SET EXERCISE » Search the data below for the word "elewacyjnej" and copy each line that holds it.

───── MATERIAL FOR THIS TASK ─────

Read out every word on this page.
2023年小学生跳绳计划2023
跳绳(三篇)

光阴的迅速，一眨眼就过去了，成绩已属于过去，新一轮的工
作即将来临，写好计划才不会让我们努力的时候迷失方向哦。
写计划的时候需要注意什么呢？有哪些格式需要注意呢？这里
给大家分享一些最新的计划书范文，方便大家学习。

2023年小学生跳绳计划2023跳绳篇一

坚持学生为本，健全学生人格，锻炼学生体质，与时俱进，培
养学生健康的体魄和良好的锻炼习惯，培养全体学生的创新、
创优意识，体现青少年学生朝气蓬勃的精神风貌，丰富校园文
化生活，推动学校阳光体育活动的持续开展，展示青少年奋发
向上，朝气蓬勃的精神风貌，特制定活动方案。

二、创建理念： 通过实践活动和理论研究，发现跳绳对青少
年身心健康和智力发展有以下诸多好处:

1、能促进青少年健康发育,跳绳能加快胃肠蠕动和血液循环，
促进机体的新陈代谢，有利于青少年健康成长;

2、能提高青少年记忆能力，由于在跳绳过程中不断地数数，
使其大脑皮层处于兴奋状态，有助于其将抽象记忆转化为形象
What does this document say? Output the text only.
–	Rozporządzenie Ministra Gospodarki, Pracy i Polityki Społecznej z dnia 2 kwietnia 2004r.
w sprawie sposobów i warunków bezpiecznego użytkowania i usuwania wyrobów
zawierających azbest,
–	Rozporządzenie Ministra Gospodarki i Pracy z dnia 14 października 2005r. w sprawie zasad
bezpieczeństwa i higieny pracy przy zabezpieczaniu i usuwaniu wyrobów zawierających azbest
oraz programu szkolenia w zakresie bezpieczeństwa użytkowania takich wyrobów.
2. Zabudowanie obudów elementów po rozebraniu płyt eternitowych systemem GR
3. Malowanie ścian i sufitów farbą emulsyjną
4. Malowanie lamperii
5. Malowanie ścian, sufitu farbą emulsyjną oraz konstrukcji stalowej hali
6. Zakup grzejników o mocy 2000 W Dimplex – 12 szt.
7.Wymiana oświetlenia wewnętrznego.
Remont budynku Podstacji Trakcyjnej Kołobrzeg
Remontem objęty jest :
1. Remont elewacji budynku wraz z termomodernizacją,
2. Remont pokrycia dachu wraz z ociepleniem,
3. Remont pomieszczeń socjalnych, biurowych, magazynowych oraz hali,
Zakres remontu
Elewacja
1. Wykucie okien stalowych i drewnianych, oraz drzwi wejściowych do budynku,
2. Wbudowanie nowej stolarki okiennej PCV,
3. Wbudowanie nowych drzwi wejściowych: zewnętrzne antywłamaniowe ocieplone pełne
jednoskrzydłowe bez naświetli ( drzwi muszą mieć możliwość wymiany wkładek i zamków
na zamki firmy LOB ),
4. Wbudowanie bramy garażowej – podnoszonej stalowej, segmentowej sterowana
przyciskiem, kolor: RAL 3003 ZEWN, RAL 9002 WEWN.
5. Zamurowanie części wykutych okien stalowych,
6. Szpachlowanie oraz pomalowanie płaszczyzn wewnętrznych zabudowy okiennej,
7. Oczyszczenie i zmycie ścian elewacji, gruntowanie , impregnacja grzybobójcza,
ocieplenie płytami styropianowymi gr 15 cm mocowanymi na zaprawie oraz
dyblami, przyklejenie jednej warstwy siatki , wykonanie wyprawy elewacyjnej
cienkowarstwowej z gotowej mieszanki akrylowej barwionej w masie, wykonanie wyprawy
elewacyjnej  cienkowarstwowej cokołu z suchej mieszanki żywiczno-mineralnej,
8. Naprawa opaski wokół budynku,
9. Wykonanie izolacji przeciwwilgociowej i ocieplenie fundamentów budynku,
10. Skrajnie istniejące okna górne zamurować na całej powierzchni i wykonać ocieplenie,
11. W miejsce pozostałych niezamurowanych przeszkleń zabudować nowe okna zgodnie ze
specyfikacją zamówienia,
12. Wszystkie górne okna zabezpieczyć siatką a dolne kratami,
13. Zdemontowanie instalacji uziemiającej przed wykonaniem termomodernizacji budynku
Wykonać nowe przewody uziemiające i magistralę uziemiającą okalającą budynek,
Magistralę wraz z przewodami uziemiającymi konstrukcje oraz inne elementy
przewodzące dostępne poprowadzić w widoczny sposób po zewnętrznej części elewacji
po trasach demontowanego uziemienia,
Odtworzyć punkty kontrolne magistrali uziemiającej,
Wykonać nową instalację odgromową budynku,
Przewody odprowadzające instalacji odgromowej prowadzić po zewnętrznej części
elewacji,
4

─────

WRITTEN SOLUTION »
dyblami, przyklejenie jednej warstwy siatki , wykonanie wyprawy elewacyjnej
elewacyjnej  cienkowarstwowej cokołu z suchej mieszanki żywiczno-mineralnej,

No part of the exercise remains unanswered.